══ Records provided ══

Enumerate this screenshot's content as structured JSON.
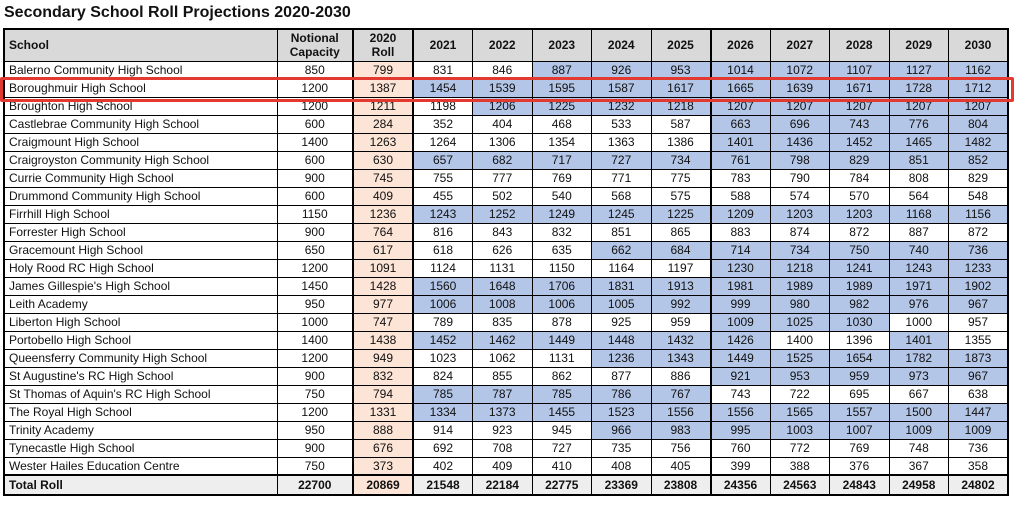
{
  "title": "Secondary School Roll Projections 2020-2030",
  "colors": {
    "header_bg": "#d9d9d9",
    "over_capacity_blue": "#b4c6e7",
    "roll_2020_peach": "#fce4d6",
    "total_row_bg": "#eeeeee",
    "highlight_red": "#e23930"
  },
  "table": {
    "columns": [
      "School",
      "Notional Capacity",
      "2020 Roll",
      "2021",
      "2022",
      "2023",
      "2024",
      "2025",
      "2026",
      "2027",
      "2028",
      "2029",
      "2030"
    ],
    "highlighted_school": "Boroughmuir High School",
    "rows": [
      {
        "school": "Balerno Community High School",
        "capacity": 850,
        "roll_2020": 799,
        "years": [
          831,
          846,
          887,
          926,
          953,
          1014,
          1072,
          1107,
          1127,
          1162
        ]
      },
      {
        "school": "Boroughmuir High School",
        "capacity": 1200,
        "roll_2020": 1387,
        "years": [
          1454,
          1539,
          1595,
          1587,
          1617,
          1665,
          1639,
          1671,
          1728,
          1712
        ]
      },
      {
        "school": "Broughton High School",
        "capacity": 1200,
        "roll_2020": 1211,
        "years": [
          1198,
          1206,
          1225,
          1232,
          1218,
          1207,
          1207,
          1207,
          1207,
          1207
        ]
      },
      {
        "school": "Castlebrae Community High School",
        "capacity": 600,
        "roll_2020": 284,
        "years": [
          352,
          404,
          468,
          533,
          587,
          663,
          696,
          743,
          776,
          804
        ]
      },
      {
        "school": "Craigmount High School",
        "capacity": 1400,
        "roll_2020": 1263,
        "years": [
          1264,
          1306,
          1354,
          1363,
          1386,
          1401,
          1436,
          1452,
          1465,
          1482
        ]
      },
      {
        "school": "Craigroyston Community High School",
        "capacity": 600,
        "roll_2020": 630,
        "years": [
          657,
          682,
          717,
          727,
          734,
          761,
          798,
          829,
          851,
          852
        ]
      },
      {
        "school": "Currie Community High School",
        "capacity": 900,
        "roll_2020": 745,
        "years": [
          755,
          777,
          769,
          771,
          775,
          783,
          790,
          784,
          808,
          829
        ]
      },
      {
        "school": "Drummond Community High School",
        "capacity": 600,
        "roll_2020": 409,
        "years": [
          455,
          502,
          540,
          568,
          575,
          588,
          574,
          570,
          564,
          548
        ]
      },
      {
        "school": "Firrhill High School",
        "capacity": 1150,
        "roll_2020": 1236,
        "years": [
          1243,
          1252,
          1249,
          1245,
          1225,
          1209,
          1203,
          1203,
          1168,
          1156
        ]
      },
      {
        "school": "Forrester High School",
        "capacity": 900,
        "roll_2020": 764,
        "years": [
          816,
          843,
          832,
          851,
          865,
          883,
          874,
          872,
          887,
          872
        ]
      },
      {
        "school": "Gracemount High School",
        "capacity": 650,
        "roll_2020": 617,
        "years": [
          618,
          626,
          635,
          662,
          684,
          714,
          734,
          750,
          740,
          736
        ]
      },
      {
        "school": "Holy Rood RC High School",
        "capacity": 1200,
        "roll_2020": 1091,
        "years": [
          1124,
          1131,
          1150,
          1164,
          1197,
          1230,
          1218,
          1241,
          1243,
          1233
        ]
      },
      {
        "school": "James Gillespie's High School",
        "capacity": 1450,
        "roll_2020": 1428,
        "years": [
          1560,
          1648,
          1706,
          1831,
          1913,
          1981,
          1989,
          1989,
          1971,
          1902
        ]
      },
      {
        "school": "Leith Academy",
        "capacity": 950,
        "roll_2020": 977,
        "years": [
          1006,
          1008,
          1006,
          1005,
          992,
          999,
          980,
          982,
          976,
          967
        ]
      },
      {
        "school": "Liberton High School",
        "capacity": 1000,
        "roll_2020": 747,
        "years": [
          789,
          835,
          878,
          925,
          959,
          1009,
          1025,
          1030,
          1000,
          957
        ]
      },
      {
        "school": "Portobello High School",
        "capacity": 1400,
        "roll_2020": 1438,
        "years": [
          1452,
          1462,
          1449,
          1448,
          1432,
          1426,
          1400,
          1396,
          1401,
          1355
        ]
      },
      {
        "school": "Queensferry Community High School",
        "capacity": 1200,
        "roll_2020": 949,
        "years": [
          1023,
          1062,
          1131,
          1236,
          1343,
          1449,
          1525,
          1654,
          1782,
          1873
        ]
      },
      {
        "school": "St Augustine's RC High School",
        "capacity": 900,
        "roll_2020": 832,
        "years": [
          824,
          855,
          862,
          877,
          886,
          921,
          953,
          959,
          973,
          967
        ]
      },
      {
        "school": "St Thomas of Aquin's RC High School",
        "capacity": 750,
        "roll_2020": 794,
        "years": [
          785,
          787,
          785,
          786,
          767,
          743,
          722,
          695,
          667,
          638
        ]
      },
      {
        "school": "The Royal High School",
        "capacity": 1200,
        "roll_2020": 1331,
        "years": [
          1334,
          1373,
          1455,
          1523,
          1556,
          1556,
          1565,
          1557,
          1500,
          1447
        ]
      },
      {
        "school": "Trinity Academy",
        "capacity": 950,
        "roll_2020": 888,
        "years": [
          914,
          923,
          945,
          966,
          983,
          995,
          1003,
          1007,
          1009,
          1009
        ]
      },
      {
        "school": "Tynecastle High School",
        "capacity": 900,
        "roll_2020": 676,
        "years": [
          692,
          708,
          727,
          735,
          756,
          760,
          772,
          769,
          748,
          736
        ]
      },
      {
        "school": "Wester Hailes Education Centre",
        "capacity": 750,
        "roll_2020": 373,
        "years": [
          402,
          409,
          410,
          408,
          405,
          399,
          388,
          376,
          367,
          358
        ]
      }
    ],
    "total_row": {
      "school": "Total Roll",
      "capacity": 22700,
      "roll_2020": 20869,
      "years": [
        21548,
        22184,
        22775,
        23369,
        23808,
        24356,
        24563,
        24843,
        24958,
        24802
      ]
    }
  }
}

═══

**Your goal**
In the copy, include no pictures; restate the listing above exactly.

**Task solution**
Enumerate this screenshot's content as structured JSON.
{
  "title": "Secondary School Roll Projections 2020-2030",
  "colors": {
    "header_bg": "#d9d9d9",
    "over_capacity_blue": "#b4c6e7",
    "roll_2020_peach": "#fce4d6",
    "total_row_bg": "#eeeeee",
    "highlight_red": "#e23930"
  },
  "table": {
    "columns": [
      "School",
      "Notional Capacity",
      "2020 Roll",
      "2021",
      "2022",
      "2023",
      "2024",
      "2025",
      "2026",
      "2027",
      "2028",
      "2029",
      "2030"
    ],
    "highlighted_school": "Boroughmuir High School",
    "rows": [
      {
        "school": "Balerno Community High School",
        "capacity": 850,
        "roll_2020": 799,
        "years": [
          831,
          846,
          887,
          926,
          953,
          1014,
          1072,
          1107,
          1127,
          1162
        ]
      },
      {
        "school": "Boroughmuir High School",
        "capacity": 1200,
        "roll_2020": 1387,
        "years": [
          1454,
          1539,
          1595,
          1587,
          1617,
          1665,
          1639,
          1671,
          1728,
          1712
        ]
      },
      {
        "school": "Broughton High School",
        "capacity": 1200,
        "roll_2020": 1211,
        "years": [
          1198,
          1206,
          1225,
          1232,
          1218,
          1207,
          1207,
          1207,
          1207,
          1207
        ]
      },
      {
        "school": "Castlebrae Community High School",
        "capacity": 600,
        "roll_2020": 284,
        "years": [
          352,
          404,
          468,
          533,
          587,
          663,
          696,
          743,
          776,
          804
        ]
      },
      {
        "school": "Craigmount High School",
        "capacity": 1400,
        "roll_2020": 1263,
        "years": [
          1264,
          1306,
          1354,
          1363,
          1386,
          1401,
          1436,
          1452,
          1465,
          1482
        ]
      },
      {
        "school": "Craigroyston Community High School",
        "capacity": 600,
        "roll_2020": 630,
        "years": [
          657,
          682,
          717,
          727,
          734,
          761,
          798,
          829,
          851,
          852
        ]
      },
      {
        "school": "Currie Community High School",
        "capacity": 900,
        "roll_2020": 745,
        "years": [
          755,
          777,
          769,
          771,
          775,
          783,
          790,
          784,
          808,
          829
        ]
      },
      {
        "school": "Drummond Community High School",
        "capacity": 600,
        "roll_2020": 409,
        "years": [
          455,
          502,
          540,
          568,
          575,
          588,
          574,
          570,
          564,
          548
        ]
      },
      {
        "school": "Firrhill High School",
        "capacity": 1150,
        "roll_2020": 1236,
        "years": [
          1243,
          1252,
          1249,
          1245,
          1225,
          1209,
          1203,
          1203,
          1168,
          1156
        ]
      },
      {
        "school": "Forrester High School",
        "capacity": 900,
        "roll_2020": 764,
        "years": [
          816,
          843,
          832,
          851,
          865,
          883,
          874,
          872,
          887,
          872
        ]
      },
      {
        "school": "Gracemount High School",
        "capacity": 650,
        "roll_2020": 617,
        "years": [
          618,
          626,
          635,
          662,
          684,
          714,
          734,
          750,
          740,
          736
        ]
      },
      {
        "school": "Holy Rood RC High School",
        "capacity": 1200,
        "roll_2020": 1091,
        "years": [
          1124,
          1131,
          1150,
          1164,
          1197,
          1230,
          1218,
          1241,
          1243,
          1233
        ]
      },
      {
        "school": "James Gillespie's High School",
        "capacity": 1450,
        "roll_2020": 1428,
        "years": [
          1560,
          1648,
          1706,
          1831,
          1913,
          1981,
          1989,
          1989,
          1971,
          1902
        ]
      },
      {
        "school": "Leith Academy",
        "capacity": 950,
        "roll_2020": 977,
        "years": [
          1006,
          1008,
          1006,
          1005,
          992,
          999,
          980,
          982,
          976,
          967
        ]
      },
      {
        "school": "Liberton High School",
        "capacity": 1000,
        "roll_2020": 747,
        "years": [
          789,
          835,
          878,
          925,
          959,
          1009,
          1025,
          1030,
          1000,
          957
        ]
      },
      {
        "school": "Portobello High School",
        "capacity": 1400,
        "roll_2020": 1438,
        "years": [
          1452,
          1462,
          1449,
          1448,
          1432,
          1426,
          1400,
          1396,
          1401,
          1355
        ]
      },
      {
        "school": "Queensferry Community High School",
        "capacity": 1200,
        "roll_2020": 949,
        "years": [
          1023,
          1062,
          1131,
          1236,
          1343,
          1449,
          1525,
          1654,
          1782,
          1873
        ]
      },
      {
        "school": "St Augustine's RC High School",
        "capacity": 900,
        "roll_2020": 832,
        "years": [
          824,
          855,
          862,
          877,
          886,
          921,
          953,
          959,
          973,
          967
        ]
      },
      {
        "school": "St Thomas of Aquin's RC High School",
        "capacity": 750,
        "roll_2020": 794,
        "years": [
          785,
          787,
          785,
          786,
          767,
          743,
          722,
          695,
          667,
          638
        ]
      },
      {
        "school": "The Royal High School",
        "capacity": 1200,
        "roll_2020": 1331,
        "years": [
          1334,
          1373,
          1455,
          1523,
          1556,
          1556,
          1565,
          1557,
          1500,
          1447
        ]
      },
      {
        "school": "Trinity Academy",
        "capacity": 950,
        "roll_2020": 888,
        "years": [
          914,
          923,
          945,
          966,
          983,
          995,
          1003,
          1007,
          1009,
          1009
        ]
      },
      {
        "school": "Tynecastle High School",
        "capacity": 900,
        "roll_2020": 676,
        "years": [
          692,
          708,
          727,
          735,
          756,
          760,
          772,
          769,
          748,
          736
        ]
      },
      {
        "school": "Wester Hailes Education Centre",
        "capacity": 750,
        "roll_2020": 373,
        "years": [
          402,
          409,
          410,
          408,
          405,
          399,
          388,
          376,
          367,
          358
        ]
      }
    ],
    "total_row": {
      "school": "Total Roll",
      "capacity": 22700,
      "roll_2020": 20869,
      "years": [
        21548,
        22184,
        22775,
        23369,
        23808,
        24356,
        24563,
        24843,
        24958,
        24802
      ]
    }
  }
}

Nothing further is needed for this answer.